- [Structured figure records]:
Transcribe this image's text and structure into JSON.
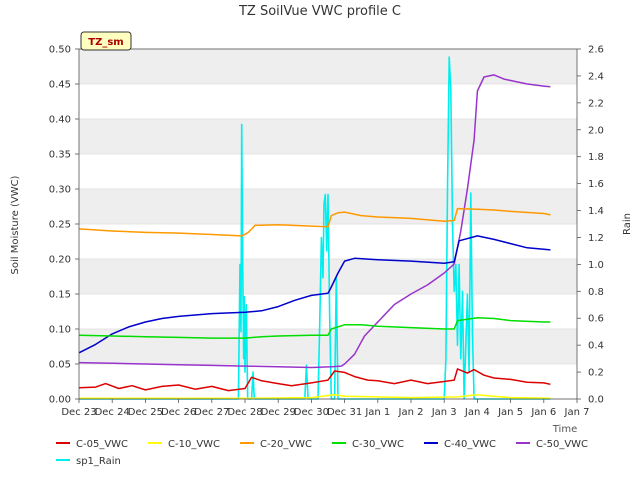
{
  "chart_data": {
    "type": "line",
    "title": "TZ SoilVue VWC profile C",
    "xlabel": "Time",
    "ylabel": "Soil Moisture (VWC)",
    "y2label": "Rain",
    "site_label": "TZ_sm",
    "xlim": [
      0,
      15
    ],
    "ylim": [
      0,
      0.5
    ],
    "y2lim": [
      0,
      2.6
    ],
    "x_ticks": [
      {
        "x": 0,
        "label": "Dec 23"
      },
      {
        "x": 1,
        "label": "Dec 24"
      },
      {
        "x": 2,
        "label": "Dec 25"
      },
      {
        "x": 3,
        "label": "Dec 26"
      },
      {
        "x": 4,
        "label": "Dec 27"
      },
      {
        "x": 5,
        "label": "Dec 28"
      },
      {
        "x": 6,
        "label": "Dec 29"
      },
      {
        "x": 7,
        "label": "Dec 30"
      },
      {
        "x": 8,
        "label": "Dec 31"
      },
      {
        "x": 9,
        "label": "Jan 1"
      },
      {
        "x": 10,
        "label": "Jan 2"
      },
      {
        "x": 11,
        "label": "Jan 3"
      },
      {
        "x": 12,
        "label": "Jan 4"
      },
      {
        "x": 13,
        "label": "Jan 5"
      },
      {
        "x": 14,
        "label": "Jan 6"
      },
      {
        "x": 15,
        "label": "Jan 7"
      }
    ],
    "y_ticks": [
      "0.00",
      "0.05",
      "0.10",
      "0.15",
      "0.20",
      "0.25",
      "0.30",
      "0.35",
      "0.40",
      "0.45",
      "0.50"
    ],
    "y2_ticks": [
      "0.0",
      "0.2",
      "0.4",
      "0.6",
      "0.8",
      "1.0",
      "1.2",
      "1.4",
      "1.6",
      "1.8",
      "2.0",
      "2.2",
      "2.4",
      "2.6"
    ],
    "grid": "horizontal-bands",
    "legend_position": "bottom",
    "series": [
      {
        "name": "C-05_VWC",
        "color": "#dd0000",
        "axis": "left",
        "points": [
          [
            0,
            0.016
          ],
          [
            0.5,
            0.017
          ],
          [
            0.8,
            0.022
          ],
          [
            1.2,
            0.015
          ],
          [
            1.6,
            0.019
          ],
          [
            2,
            0.013
          ],
          [
            2.5,
            0.018
          ],
          [
            3,
            0.02
          ],
          [
            3.5,
            0.014
          ],
          [
            4,
            0.018
          ],
          [
            4.5,
            0.012
          ],
          [
            5,
            0.015
          ],
          [
            5.2,
            0.031
          ],
          [
            5.5,
            0.026
          ],
          [
            6,
            0.022
          ],
          [
            6.4,
            0.019
          ],
          [
            7,
            0.023
          ],
          [
            7.5,
            0.027
          ],
          [
            7.7,
            0.04
          ],
          [
            8,
            0.038
          ],
          [
            8.3,
            0.032
          ],
          [
            8.7,
            0.027
          ],
          [
            9,
            0.026
          ],
          [
            9.5,
            0.022
          ],
          [
            10,
            0.027
          ],
          [
            10.5,
            0.022
          ],
          [
            11,
            0.025
          ],
          [
            11.3,
            0.027
          ],
          [
            11.4,
            0.043
          ],
          [
            11.7,
            0.037
          ],
          [
            11.9,
            0.042
          ],
          [
            12.2,
            0.034
          ],
          [
            12.5,
            0.03
          ],
          [
            13,
            0.028
          ],
          [
            13.5,
            0.024
          ],
          [
            14,
            0.023
          ],
          [
            14.2,
            0.021
          ]
        ]
      },
      {
        "name": "C-10_VWC",
        "color": "#ffff00",
        "axis": "left",
        "points": [
          [
            0,
            0.001
          ],
          [
            5,
            0.001
          ],
          [
            7,
            0.002
          ],
          [
            7.7,
            0.006
          ],
          [
            8,
            0.004
          ],
          [
            9,
            0.003
          ],
          [
            10,
            0.002
          ],
          [
            11.4,
            0.003
          ],
          [
            12,
            0.006
          ],
          [
            12.5,
            0.004
          ],
          [
            13,
            0.002
          ],
          [
            14.2,
            0.001
          ]
        ]
      },
      {
        "name": "C-20_VWC",
        "color": "#ff9900",
        "axis": "left",
        "points": [
          [
            0,
            0.243
          ],
          [
            1,
            0.24
          ],
          [
            2,
            0.238
          ],
          [
            3,
            0.237
          ],
          [
            4,
            0.235
          ],
          [
            4.9,
            0.233
          ],
          [
            5.1,
            0.238
          ],
          [
            5.3,
            0.248
          ],
          [
            6,
            0.249
          ],
          [
            7,
            0.247
          ],
          [
            7.5,
            0.246
          ],
          [
            7.6,
            0.262
          ],
          [
            7.8,
            0.266
          ],
          [
            8,
            0.267
          ],
          [
            8.5,
            0.262
          ],
          [
            9,
            0.26
          ],
          [
            10,
            0.258
          ],
          [
            11,
            0.254
          ],
          [
            11.3,
            0.255
          ],
          [
            11.4,
            0.272
          ],
          [
            12,
            0.271
          ],
          [
            12.5,
            0.27
          ],
          [
            13,
            0.268
          ],
          [
            14,
            0.265
          ],
          [
            14.2,
            0.263
          ]
        ]
      },
      {
        "name": "C-30_VWC",
        "color": "#00dd00",
        "axis": "left",
        "points": [
          [
            0,
            0.091
          ],
          [
            1,
            0.09
          ],
          [
            2,
            0.089
          ],
          [
            3,
            0.088
          ],
          [
            4,
            0.087
          ],
          [
            5,
            0.087
          ],
          [
            5.5,
            0.089
          ],
          [
            6,
            0.09
          ],
          [
            7,
            0.091
          ],
          [
            7.5,
            0.091
          ],
          [
            7.6,
            0.1
          ],
          [
            8,
            0.106
          ],
          [
            8.5,
            0.106
          ],
          [
            9,
            0.104
          ],
          [
            10,
            0.102
          ],
          [
            11,
            0.1
          ],
          [
            11.3,
            0.1
          ],
          [
            11.4,
            0.112
          ],
          [
            12,
            0.116
          ],
          [
            12.5,
            0.115
          ],
          [
            13,
            0.112
          ],
          [
            14,
            0.11
          ],
          [
            14.2,
            0.11
          ]
        ]
      },
      {
        "name": "C-40_VWC",
        "color": "#0000cc",
        "axis": "left",
        "points": [
          [
            0,
            0.066
          ],
          [
            0.5,
            0.078
          ],
          [
            1,
            0.093
          ],
          [
            1.5,
            0.103
          ],
          [
            2,
            0.11
          ],
          [
            2.5,
            0.115
          ],
          [
            3,
            0.118
          ],
          [
            3.5,
            0.12
          ],
          [
            4,
            0.122
          ],
          [
            5,
            0.124
          ],
          [
            5.5,
            0.126
          ],
          [
            6,
            0.132
          ],
          [
            6.5,
            0.141
          ],
          [
            7,
            0.148
          ],
          [
            7.5,
            0.151
          ],
          [
            7.6,
            0.16
          ],
          [
            7.8,
            0.18
          ],
          [
            8,
            0.197
          ],
          [
            8.3,
            0.201
          ],
          [
            9,
            0.199
          ],
          [
            10,
            0.197
          ],
          [
            11,
            0.194
          ],
          [
            11.3,
            0.196
          ],
          [
            11.45,
            0.226
          ],
          [
            12,
            0.233
          ],
          [
            12.5,
            0.228
          ],
          [
            13,
            0.222
          ],
          [
            13.5,
            0.216
          ],
          [
            14,
            0.214
          ],
          [
            14.2,
            0.213
          ]
        ]
      },
      {
        "name": "C-50_VWC",
        "color": "#9933cc",
        "axis": "left",
        "points": [
          [
            0,
            0.052
          ],
          [
            1,
            0.051
          ],
          [
            2,
            0.05
          ],
          [
            3,
            0.049
          ],
          [
            4,
            0.048
          ],
          [
            5,
            0.047
          ],
          [
            6,
            0.046
          ],
          [
            7,
            0.045
          ],
          [
            7.6,
            0.046
          ],
          [
            7.9,
            0.047
          ],
          [
            8,
            0.05
          ],
          [
            8.3,
            0.064
          ],
          [
            8.6,
            0.09
          ],
          [
            9,
            0.11
          ],
          [
            9.5,
            0.135
          ],
          [
            10,
            0.15
          ],
          [
            10.5,
            0.163
          ],
          [
            11,
            0.18
          ],
          [
            11.3,
            0.193
          ],
          [
            11.5,
            0.24
          ],
          [
            11.7,
            0.3
          ],
          [
            11.9,
            0.37
          ],
          [
            12.0,
            0.44
          ],
          [
            12.2,
            0.46
          ],
          [
            12.5,
            0.463
          ],
          [
            12.8,
            0.457
          ],
          [
            13,
            0.455
          ],
          [
            13.5,
            0.45
          ],
          [
            14,
            0.447
          ],
          [
            14.2,
            0.446
          ]
        ]
      },
      {
        "name": "sp1_Rain",
        "color": "#00eeee",
        "axis": "right",
        "points": [
          [
            0,
            0
          ],
          [
            4.8,
            0
          ],
          [
            4.85,
            1.0
          ],
          [
            4.88,
            0.5
          ],
          [
            4.9,
            2.04
          ],
          [
            4.93,
            1.0
          ],
          [
            4.96,
            0.3
          ],
          [
            4.98,
            0.76
          ],
          [
            5.0,
            0.2
          ],
          [
            5.04,
            0.7
          ],
          [
            5.08,
            0
          ],
          [
            5.2,
            0
          ],
          [
            5.24,
            0.2
          ],
          [
            5.28,
            0
          ],
          [
            6.8,
            0
          ],
          [
            6.85,
            0.25
          ],
          [
            6.9,
            0
          ],
          [
            7.2,
            0
          ],
          [
            7.25,
            0.55
          ],
          [
            7.3,
            1.2
          ],
          [
            7.35,
            0.9
          ],
          [
            7.38,
            1.45
          ],
          [
            7.42,
            1.52
          ],
          [
            7.46,
            1.1
          ],
          [
            7.5,
            1.52
          ],
          [
            7.55,
            0.6
          ],
          [
            7.6,
            0
          ],
          [
            7.7,
            0
          ],
          [
            7.75,
            0.9
          ],
          [
            7.8,
            0
          ],
          [
            11.0,
            0
          ],
          [
            11.05,
            0.3
          ],
          [
            11.1,
            1.55
          ],
          [
            11.15,
            2.54
          ],
          [
            11.2,
            2.3
          ],
          [
            11.25,
            1.3
          ],
          [
            11.3,
            0.8
          ],
          [
            11.35,
            1.0
          ],
          [
            11.4,
            0.4
          ],
          [
            11.45,
            1.0
          ],
          [
            11.5,
            0.3
          ],
          [
            11.55,
            0.8
          ],
          [
            11.6,
            0
          ],
          [
            11.65,
            0.4
          ],
          [
            11.7,
            0.78
          ],
          [
            11.75,
            0.2
          ],
          [
            11.8,
            1.53
          ],
          [
            11.85,
            0.5
          ],
          [
            11.9,
            0
          ],
          [
            14.2,
            0
          ]
        ]
      }
    ]
  }
}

- [Required task]: Show every line from the entries above in which the word "color" appears.

- [Result]:
        "color": "#dd0000",
        "color": "#ffff00",
        "color": "#ff9900",
        "color": "#00dd00",
        "color": "#0000cc",
        "color": "#9933cc",
        "color": "#00eeee",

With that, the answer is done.